TASK BRIEF: Skip the images. Copy the records exactly as written.

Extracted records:
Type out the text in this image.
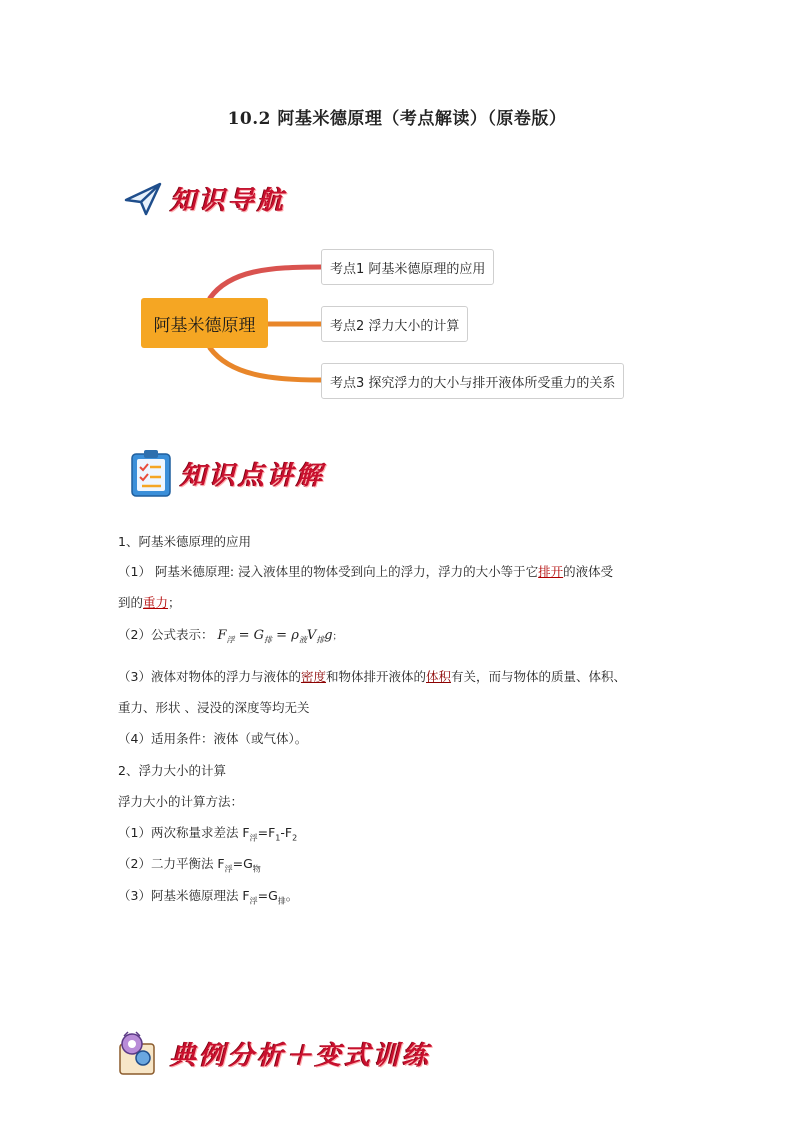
10.2 阿基米德原理（考点解读）（原卷版）
知识导航
阿基米德原理
考点1 阿基米德原理的应用
考点2 浮力大小的计算
考点3 探究浮力的大小与排开液体所受重力的关系
知识点讲解
1、阿基米德原理的应用
（1） 阿基米德原理: 浸入液体里的物体受到向上的浮力，浮力的大小等于它排开的液体受
到的重力；
（2）公式表示： $F_浮 = G_排 = \rho_液V_排g$；
（3）液体对物体的浮力与液体的密度和物体排开液体的体积有关，而与物体的质量、体积、
重力、形状 、浸没的深度等均无关
（4）适用条件：液体（或气体）。
2、浮力大小的计算
浮力大小的计算方法：
（1）两次称量求差法 $F_浮=F_1-F_2$
（2）二力平衡法 $F_浮=G_物$
（3）阿基米德原理法 $F_浮=G_排$。
典例分析＋变式训练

RESPONSE BELOW:
Type out the text in this image.
10.2 阿基米德原理（考点解读）（原卷版）
知识导航
阿基米德原理
考点1 阿基米德原理的应用
考点2 浮力大小的计算
考点3 探究浮力的大小与排开液体所受重力的关系
知识点讲解
1、阿基米德原理的应用
（1） 阿基米德原理: 浸入液体里的物体受到向上的浮力，浮力的大小等于它排开的液体受
到的重力；
（2）公式表示： $F_浮 = G_排 = \rho_液V_排g$；
（3）液体对物体的浮力与液体的密度和物体排开液体的体积有关，而与物体的质量、体积、
重力、形状 、浸没的深度等均无关
（4）适用条件：液体（或气体）。
2、浮力大小的计算
浮力大小的计算方法：
（1）两次称量求差法 $F_浮=F_1-F_2$
（2）二力平衡法 $F_浮=G_物$
（3）阿基米德原理法 $F_浮=G_排$。
典例分析＋变式训练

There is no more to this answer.